+++ DATA ROWS

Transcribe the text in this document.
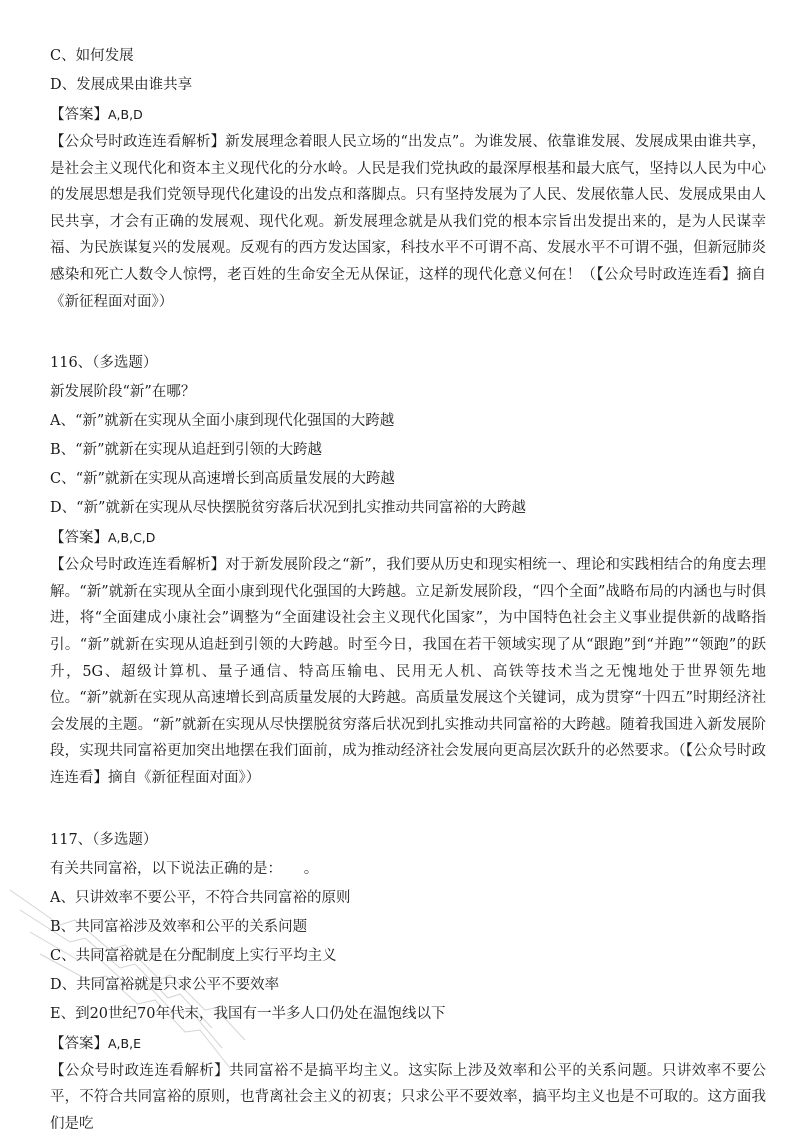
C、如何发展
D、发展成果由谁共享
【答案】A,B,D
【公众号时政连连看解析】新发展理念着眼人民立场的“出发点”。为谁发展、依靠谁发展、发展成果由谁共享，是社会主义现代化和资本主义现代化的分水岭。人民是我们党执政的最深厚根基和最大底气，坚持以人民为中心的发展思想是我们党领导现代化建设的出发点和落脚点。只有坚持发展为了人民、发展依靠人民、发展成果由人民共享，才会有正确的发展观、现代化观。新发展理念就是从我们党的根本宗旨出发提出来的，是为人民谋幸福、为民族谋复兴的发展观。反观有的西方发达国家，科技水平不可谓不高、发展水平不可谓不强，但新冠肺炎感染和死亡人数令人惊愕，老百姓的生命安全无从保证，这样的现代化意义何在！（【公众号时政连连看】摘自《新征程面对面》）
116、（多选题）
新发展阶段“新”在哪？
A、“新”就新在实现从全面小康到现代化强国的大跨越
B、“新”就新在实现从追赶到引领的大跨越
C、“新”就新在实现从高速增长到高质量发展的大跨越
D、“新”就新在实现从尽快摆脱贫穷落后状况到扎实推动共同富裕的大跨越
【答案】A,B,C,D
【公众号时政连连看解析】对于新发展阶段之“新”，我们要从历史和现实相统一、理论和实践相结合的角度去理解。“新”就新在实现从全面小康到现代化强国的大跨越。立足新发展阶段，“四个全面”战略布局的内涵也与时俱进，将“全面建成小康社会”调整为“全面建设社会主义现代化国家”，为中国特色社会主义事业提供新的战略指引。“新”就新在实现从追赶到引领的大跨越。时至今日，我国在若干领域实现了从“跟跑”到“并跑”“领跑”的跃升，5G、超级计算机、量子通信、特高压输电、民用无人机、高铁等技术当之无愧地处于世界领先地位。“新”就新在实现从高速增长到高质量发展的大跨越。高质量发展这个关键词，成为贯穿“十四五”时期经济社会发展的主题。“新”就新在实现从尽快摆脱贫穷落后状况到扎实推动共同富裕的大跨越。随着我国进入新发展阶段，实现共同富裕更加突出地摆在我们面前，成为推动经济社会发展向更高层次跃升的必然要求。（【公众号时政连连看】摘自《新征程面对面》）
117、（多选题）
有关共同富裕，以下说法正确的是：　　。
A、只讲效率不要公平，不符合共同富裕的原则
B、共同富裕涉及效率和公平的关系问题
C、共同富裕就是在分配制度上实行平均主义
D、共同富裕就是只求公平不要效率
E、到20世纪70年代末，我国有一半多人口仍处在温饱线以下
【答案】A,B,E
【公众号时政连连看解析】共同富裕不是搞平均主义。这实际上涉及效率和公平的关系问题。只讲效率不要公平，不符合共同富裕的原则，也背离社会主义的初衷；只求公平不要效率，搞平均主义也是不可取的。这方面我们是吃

++++++

WORK TO BE COMPLETED | Keep the pictures out of your copy, and repeat every entry above exactly.

WRITTEN REPLY |
Transcribe the text in this document.
C、如何发展
D、发展成果由谁共享
【答案】A,B,D
【公众号时政连连看解析】新发展理念着眼人民立场的“出发点”。为谁发展、依靠谁发展、发展成果由谁共享，是社会主义现代化和资本主义现代化的分水岭。人民是我们党执政的最深厚根基和最大底气，坚持以人民为中心的发展思想是我们党领导现代化建设的出发点和落脚点。只有坚持发展为了人民、发展依靠人民、发展成果由人民共享，才会有正确的发展观、现代化观。新发展理念就是从我们党的根本宗旨出发提出来的，是为人民谋幸福、为民族谋复兴的发展观。反观有的西方发达国家，科技水平不可谓不高、发展水平不可谓不强，但新冠肺炎感染和死亡人数令人惊愕，老百姓的生命安全无从保证，这样的现代化意义何在！（【公众号时政连连看】摘自《新征程面对面》）
116、（多选题）
新发展阶段“新”在哪？
A、“新”就新在实现从全面小康到现代化强国的大跨越
B、“新”就新在实现从追赶到引领的大跨越
C、“新”就新在实现从高速增长到高质量发展的大跨越
D、“新”就新在实现从尽快摆脱贫穷落后状况到扎实推动共同富裕的大跨越
【答案】A,B,C,D
【公众号时政连连看解析】对于新发展阶段之“新”，我们要从历史和现实相统一、理论和实践相结合的角度去理解。“新”就新在实现从全面小康到现代化强国的大跨越。立足新发展阶段，“四个全面”战略布局的内涵也与时俱进，将“全面建成小康社会”调整为“全面建设社会主义现代化国家”，为中国特色社会主义事业提供新的战略指引。“新”就新在实现从追赶到引领的大跨越。时至今日，我国在若干领域实现了从“跟跑”到“并跑”“领跑”的跃升，5G、超级计算机、量子通信、特高压输电、民用无人机、高铁等技术当之无愧地处于世界领先地位。“新”就新在实现从高速增长到高质量发展的大跨越。高质量发展这个关键词，成为贯穿“十四五”时期经济社会发展的主题。“新”就新在实现从尽快摆脱贫穷落后状况到扎实推动共同富裕的大跨越。随着我国进入新发展阶段，实现共同富裕更加突出地摆在我们面前，成为推动经济社会发展向更高层次跃升的必然要求。（【公众号时政连连看】摘自《新征程面对面》）
117、（多选题）
有关共同富裕，以下说法正确的是：　　。
A、只讲效率不要公平，不符合共同富裕的原则
B、共同富裕涉及效率和公平的关系问题
C、共同富裕就是在分配制度上实行平均主义
D、共同富裕就是只求公平不要效率
E、到20世纪70年代末，我国有一半多人口仍处在温饱线以下
【答案】A,B,E
【公众号时政连连看解析】共同富裕不是搞平均主义。这实际上涉及效率和公平的关系问题。只讲效率不要公平，不符合共同富裕的原则，也背离社会主义的初衷；只求公平不要效率，搞平均主义也是不可取的。这方面我们是吃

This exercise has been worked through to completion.